> Work to be completed
Print the part of the span aligners documentation starting with "An alignment strategy" and going on through "improve matching robustness.", word for word.

Skip to content

🧩 SpanAligners

Aligners are responsible for mapping annotated character-based entity spans onto their corresponding token indices after tokenization. This step is crucial for generating label sequences in BIO, BILOU, or binary tagging formats.

✅ Responsibilities

Take in a list of Token objects and a list of EntitySpan objects.

Return a list of TokenEntitySpan objects, which attach each entity to the indices of the tokens that represent it.

Ensure accurate alignment even when tokenization introduces splitting (e.g., subwords from BPE tokenizers).

🛠 Interfaces

TokenAligner Protocol

class TokenAligner(Protocol):
    def align(self, tokens: List[Token], entities: List[EntitySpan]) -> List[TokenEntitySpan]:
        ...
This protocol defines the expected interface for all aligners.

🚀 Implementations

HuggingfaceTokenAligner

An alignment strategy designed for Huggingface-style tokenizers. It works by:

  • Matching token character spans with entity spans.

  • Mapping each entity to the smallest contiguous list of token indices that fully cover its span.

  • Optionally normalizing whitespace and punctuation to improve matching robustness.

Output

  • Each aligner returns a list of TokenEntitySpan objects:
TokenEntitySpan(
    entity=EntitySpan(
        text="Barack Obama",
        start=0,
        end=12,
        label="PER"
    ),
    token_indices=[0, 1]
)

🔎 Validation

Aligners should be paired with validators (like ValidateLabelAlignment) to ensure that the token spans can accurately reconstruct the original entity text after tokenization. This helps catch tokenizer mismatches or annotation inconsistencies.

📚 Example Usage

tokens = tokenizer.tokenize("Barack Obama visited the USA.")
entities = [EntitySpan(text="Barack Obama", start=0, end=12, label="PER")]

aligned = aligner.align(tokens, entities)

# Produces token indices covering the span "Barack Obama"

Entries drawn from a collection

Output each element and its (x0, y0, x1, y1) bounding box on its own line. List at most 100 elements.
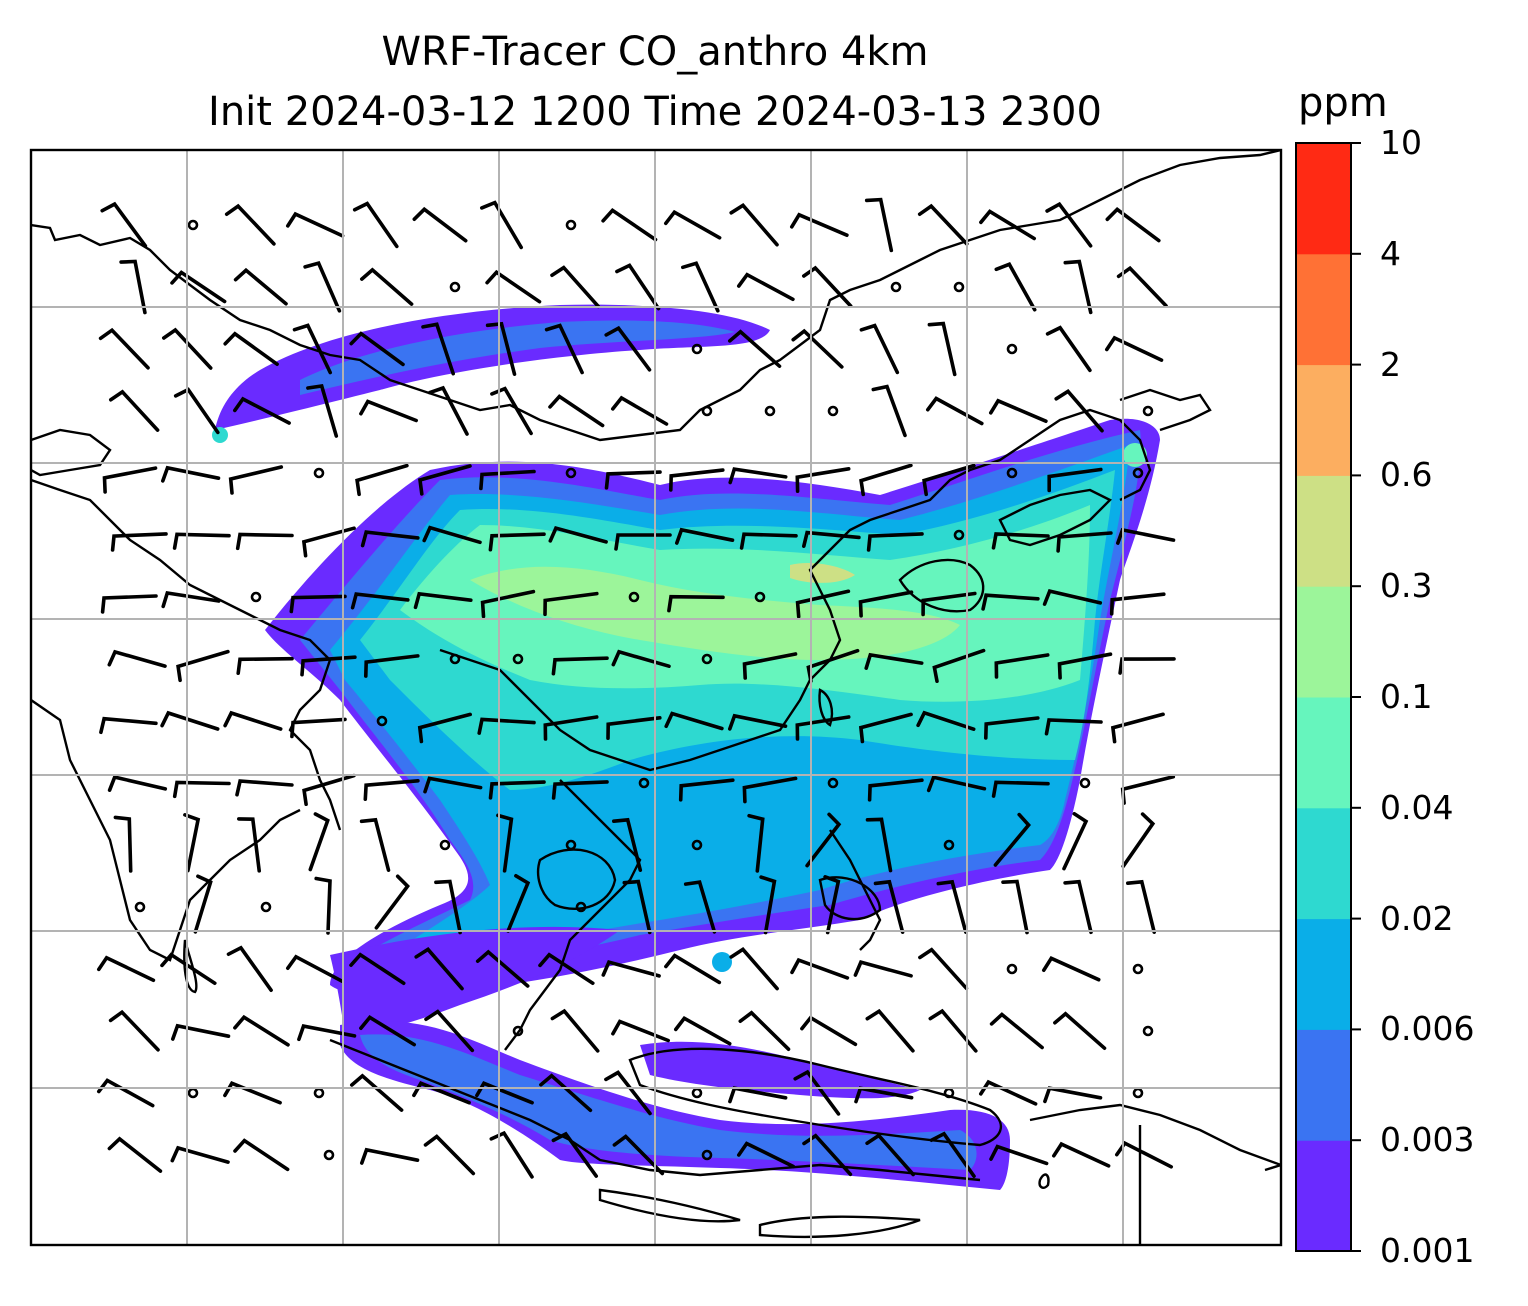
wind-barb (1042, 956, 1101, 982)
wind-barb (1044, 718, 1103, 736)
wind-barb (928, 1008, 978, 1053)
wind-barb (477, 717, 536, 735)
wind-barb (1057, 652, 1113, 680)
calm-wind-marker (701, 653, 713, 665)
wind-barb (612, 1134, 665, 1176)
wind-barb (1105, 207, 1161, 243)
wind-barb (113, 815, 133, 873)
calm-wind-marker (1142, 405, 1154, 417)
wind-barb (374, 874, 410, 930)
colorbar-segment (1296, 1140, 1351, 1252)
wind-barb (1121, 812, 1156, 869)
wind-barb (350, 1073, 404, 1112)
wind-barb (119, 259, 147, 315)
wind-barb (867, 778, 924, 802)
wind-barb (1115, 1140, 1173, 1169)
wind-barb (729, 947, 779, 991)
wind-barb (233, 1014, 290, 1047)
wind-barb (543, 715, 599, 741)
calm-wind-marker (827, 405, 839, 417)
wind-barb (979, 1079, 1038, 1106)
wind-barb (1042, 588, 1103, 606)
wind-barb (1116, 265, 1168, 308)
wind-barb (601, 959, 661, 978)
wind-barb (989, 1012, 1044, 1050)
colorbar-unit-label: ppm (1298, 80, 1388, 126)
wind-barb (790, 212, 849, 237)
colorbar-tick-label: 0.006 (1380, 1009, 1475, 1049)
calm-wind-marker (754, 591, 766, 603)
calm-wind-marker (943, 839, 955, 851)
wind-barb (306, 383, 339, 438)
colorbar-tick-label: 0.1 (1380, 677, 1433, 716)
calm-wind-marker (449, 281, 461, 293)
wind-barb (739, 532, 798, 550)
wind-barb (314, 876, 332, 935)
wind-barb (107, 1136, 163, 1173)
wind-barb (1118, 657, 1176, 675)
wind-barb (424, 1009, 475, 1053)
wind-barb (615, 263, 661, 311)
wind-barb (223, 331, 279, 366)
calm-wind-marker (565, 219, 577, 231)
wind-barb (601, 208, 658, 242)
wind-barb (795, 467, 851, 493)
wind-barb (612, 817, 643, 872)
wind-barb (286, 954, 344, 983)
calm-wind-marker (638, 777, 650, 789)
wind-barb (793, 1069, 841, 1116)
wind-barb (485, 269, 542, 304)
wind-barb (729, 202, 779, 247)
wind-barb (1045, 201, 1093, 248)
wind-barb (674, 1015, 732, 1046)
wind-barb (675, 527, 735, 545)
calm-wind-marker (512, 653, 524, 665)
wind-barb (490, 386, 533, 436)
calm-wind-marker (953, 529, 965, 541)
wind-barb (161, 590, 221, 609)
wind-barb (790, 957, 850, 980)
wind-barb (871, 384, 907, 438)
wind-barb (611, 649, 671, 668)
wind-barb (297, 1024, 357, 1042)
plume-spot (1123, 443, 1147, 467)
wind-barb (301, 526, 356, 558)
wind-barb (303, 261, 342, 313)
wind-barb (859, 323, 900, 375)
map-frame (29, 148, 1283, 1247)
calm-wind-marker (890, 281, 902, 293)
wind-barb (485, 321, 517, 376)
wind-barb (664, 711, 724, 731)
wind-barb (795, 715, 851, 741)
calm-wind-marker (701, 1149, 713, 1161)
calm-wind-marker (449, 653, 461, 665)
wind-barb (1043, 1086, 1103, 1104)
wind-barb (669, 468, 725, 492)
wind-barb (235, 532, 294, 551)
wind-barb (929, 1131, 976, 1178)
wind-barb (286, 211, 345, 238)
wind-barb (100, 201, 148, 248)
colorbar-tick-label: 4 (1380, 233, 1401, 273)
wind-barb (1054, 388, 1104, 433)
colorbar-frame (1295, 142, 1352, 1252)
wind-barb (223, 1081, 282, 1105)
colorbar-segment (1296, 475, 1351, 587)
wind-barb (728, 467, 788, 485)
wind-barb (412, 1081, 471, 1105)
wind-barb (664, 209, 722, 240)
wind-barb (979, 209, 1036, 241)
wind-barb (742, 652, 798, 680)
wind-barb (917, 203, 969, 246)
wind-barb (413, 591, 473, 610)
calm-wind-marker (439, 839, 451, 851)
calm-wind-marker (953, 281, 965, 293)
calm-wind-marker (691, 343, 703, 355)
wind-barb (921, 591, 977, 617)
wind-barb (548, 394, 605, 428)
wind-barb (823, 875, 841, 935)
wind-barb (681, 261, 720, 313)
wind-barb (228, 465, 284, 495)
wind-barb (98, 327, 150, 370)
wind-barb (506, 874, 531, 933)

> Answer to the problem
An alignment strategy designed for Huggingface-style tokenizers. It works by:

  • Matching token character spans with entity spans.

  • Mapping each entity to the smallest contiguous list of token indices that fully cover its span.

  • Optionally normalizing whitespace and punctuation to improve matching robustness.